Write out the records again, exactly, leaving none out.

++++ DATA SHOWN

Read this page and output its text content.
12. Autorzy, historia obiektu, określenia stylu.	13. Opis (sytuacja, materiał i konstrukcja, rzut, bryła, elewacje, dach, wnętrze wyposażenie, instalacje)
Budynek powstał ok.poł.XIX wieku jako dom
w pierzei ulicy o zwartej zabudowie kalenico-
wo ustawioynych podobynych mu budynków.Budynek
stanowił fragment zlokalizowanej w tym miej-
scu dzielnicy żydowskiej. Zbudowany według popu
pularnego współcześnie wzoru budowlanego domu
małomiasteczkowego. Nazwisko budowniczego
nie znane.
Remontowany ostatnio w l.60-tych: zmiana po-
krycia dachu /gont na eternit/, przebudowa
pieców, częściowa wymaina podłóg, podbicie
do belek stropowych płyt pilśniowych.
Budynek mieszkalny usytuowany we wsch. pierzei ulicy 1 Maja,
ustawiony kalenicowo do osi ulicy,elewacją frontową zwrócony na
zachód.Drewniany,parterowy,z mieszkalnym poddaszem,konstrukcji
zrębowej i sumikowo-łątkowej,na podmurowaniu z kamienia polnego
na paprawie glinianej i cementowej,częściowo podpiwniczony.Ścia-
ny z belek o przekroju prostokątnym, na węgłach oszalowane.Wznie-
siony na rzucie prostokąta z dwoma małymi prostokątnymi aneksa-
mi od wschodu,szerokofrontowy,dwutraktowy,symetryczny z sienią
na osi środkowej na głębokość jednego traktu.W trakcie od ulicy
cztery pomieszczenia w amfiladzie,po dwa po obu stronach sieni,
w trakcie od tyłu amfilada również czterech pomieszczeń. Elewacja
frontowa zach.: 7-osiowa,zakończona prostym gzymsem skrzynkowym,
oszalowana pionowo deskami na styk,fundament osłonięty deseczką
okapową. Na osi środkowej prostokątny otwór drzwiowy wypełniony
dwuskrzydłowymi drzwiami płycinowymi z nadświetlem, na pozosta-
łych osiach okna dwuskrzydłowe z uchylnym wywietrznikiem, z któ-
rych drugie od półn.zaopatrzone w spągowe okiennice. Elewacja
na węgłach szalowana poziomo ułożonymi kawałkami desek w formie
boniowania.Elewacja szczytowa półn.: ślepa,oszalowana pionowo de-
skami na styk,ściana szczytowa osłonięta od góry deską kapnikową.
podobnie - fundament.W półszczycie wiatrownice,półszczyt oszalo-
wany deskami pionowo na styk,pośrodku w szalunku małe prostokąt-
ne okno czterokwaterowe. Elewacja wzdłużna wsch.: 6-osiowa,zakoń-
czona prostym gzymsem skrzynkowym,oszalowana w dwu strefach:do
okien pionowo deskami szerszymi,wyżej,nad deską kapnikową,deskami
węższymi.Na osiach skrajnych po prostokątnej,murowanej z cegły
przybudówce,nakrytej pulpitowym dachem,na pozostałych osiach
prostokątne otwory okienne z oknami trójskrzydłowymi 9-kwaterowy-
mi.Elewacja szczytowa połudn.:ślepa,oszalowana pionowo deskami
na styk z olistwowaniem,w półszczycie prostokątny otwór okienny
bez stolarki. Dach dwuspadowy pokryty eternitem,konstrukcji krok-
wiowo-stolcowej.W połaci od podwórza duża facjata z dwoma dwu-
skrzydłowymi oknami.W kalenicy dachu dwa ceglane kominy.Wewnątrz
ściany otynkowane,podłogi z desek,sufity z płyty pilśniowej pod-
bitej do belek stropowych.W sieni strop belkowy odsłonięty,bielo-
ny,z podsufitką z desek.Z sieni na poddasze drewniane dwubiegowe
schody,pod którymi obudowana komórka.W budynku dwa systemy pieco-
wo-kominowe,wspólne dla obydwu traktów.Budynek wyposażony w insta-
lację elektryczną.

++++++++

ANSWER FOR THIS EXERCISE
Read this page and output its text content.
12. Autorzy, historia obiektu, określenia stylu.	13. Opis (sytuacja, materiał i konstrukcja, rzut, bryła, elewacje, dach, wnętrze wyposażenie, instalacje)
Budynek powstał ok.poł.XIX wieku jako dom
w pierzei ulicy o zwartej zabudowie kalenico-
wo ustawioynych podobynych mu budynków.Budynek
stanowił fragment zlokalizowanej w tym miej-
scu dzielnicy żydowskiej. Zbudowany według popu
pularnego współcześnie wzoru budowlanego domu
małomiasteczkowego. Nazwisko budowniczego
nie znane.
Remontowany ostatnio w l.60-tych: zmiana po-
krycia dachu /gont na eternit/, przebudowa
pieców, częściowa wymaina podłóg, podbicie
do belek stropowych płyt pilśniowych.
Budynek mieszkalny usytuowany we wsch. pierzei ulicy 1 Maja,
ustawiony kalenicowo do osi ulicy,elewacją frontową zwrócony na
zachód.Drewniany,parterowy,z mieszkalnym poddaszem,konstrukcji
zrębowej i sumikowo-łątkowej,na podmurowaniu z kamienia polnego
na paprawie glinianej i cementowej,częściowo podpiwniczony.Ścia-
ny z belek o przekroju prostokątnym, na węgłach oszalowane.Wznie-
siony na rzucie prostokąta z dwoma małymi prostokątnymi aneksa-
mi od wschodu,szerokofrontowy,dwutraktowy,symetryczny z sienią
na osi środkowej na głębokość jednego traktu.W trakcie od ulicy
cztery pomieszczenia w amfiladzie,po dwa po obu stronach sieni,
w trakcie od tyłu amfilada również czterech pomieszczeń. Elewacja
frontowa zach.: 7-osiowa,zakończona prostym gzymsem skrzynkowym,
oszalowana pionowo deskami na styk,fundament osłonięty deseczką
okapową. Na osi środkowej prostokątny otwór drzwiowy wypełniony
dwuskrzydłowymi drzwiami płycinowymi z nadświetlem, na pozosta-
łych osiach okna dwuskrzydłowe z uchylnym wywietrznikiem, z któ-
rych drugie od półn.zaopatrzone w spągowe okiennice. Elewacja
na węgłach szalowana poziomo ułożonymi kawałkami desek w formie
boniowania.Elewacja szczytowa półn.: ślepa,oszalowana pionowo de-
skami na styk,ściana szczytowa osłonięta od góry deską kapnikową.
podobnie - fundament.W półszczycie wiatrownice,półszczyt oszalo-
wany deskami pionowo na styk,pośrodku w szalunku małe prostokąt-
ne okno czterokwaterowe. Elewacja wzdłużna wsch.: 6-osiowa,zakoń-
czona prostym gzymsem skrzynkowym,oszalowana w dwu strefach:do
okien pionowo deskami szerszymi,wyżej,nad deską kapnikową,deskami
węższymi.Na osiach skrajnych po prostokątnej,murowanej z cegły
przybudówce,nakrytej pulpitowym dachem,na pozostałych osiach
prostokątne otwory okienne z oknami trójskrzydłowymi 9-kwaterowy-
mi.Elewacja szczytowa połudn.:ślepa,oszalowana pionowo deskami
na styk z olistwowaniem,w półszczycie prostokątny otwór okienny
bez stolarki. Dach dwuspadowy pokryty eternitem,konstrukcji krok-
wiowo-stolcowej.W połaci od podwórza duża facjata z dwoma dwu-
skrzydłowymi oknami.W kalenicy dachu dwa ceglane kominy.Wewnątrz
ściany otynkowane,podłogi z desek,sufity z płyty pilśniowej pod-
bitej do belek stropowych.W sieni strop belkowy odsłonięty,bielo-
ny,z podsufitką z desek.Z sieni na poddasze drewniane dwubiegowe
schody,pod którymi obudowana komórka.W budynku dwa systemy pieco-
wo-kominowe,wspólne dla obydwu traktów.Budynek wyposażony w insta-
lację elektryczną.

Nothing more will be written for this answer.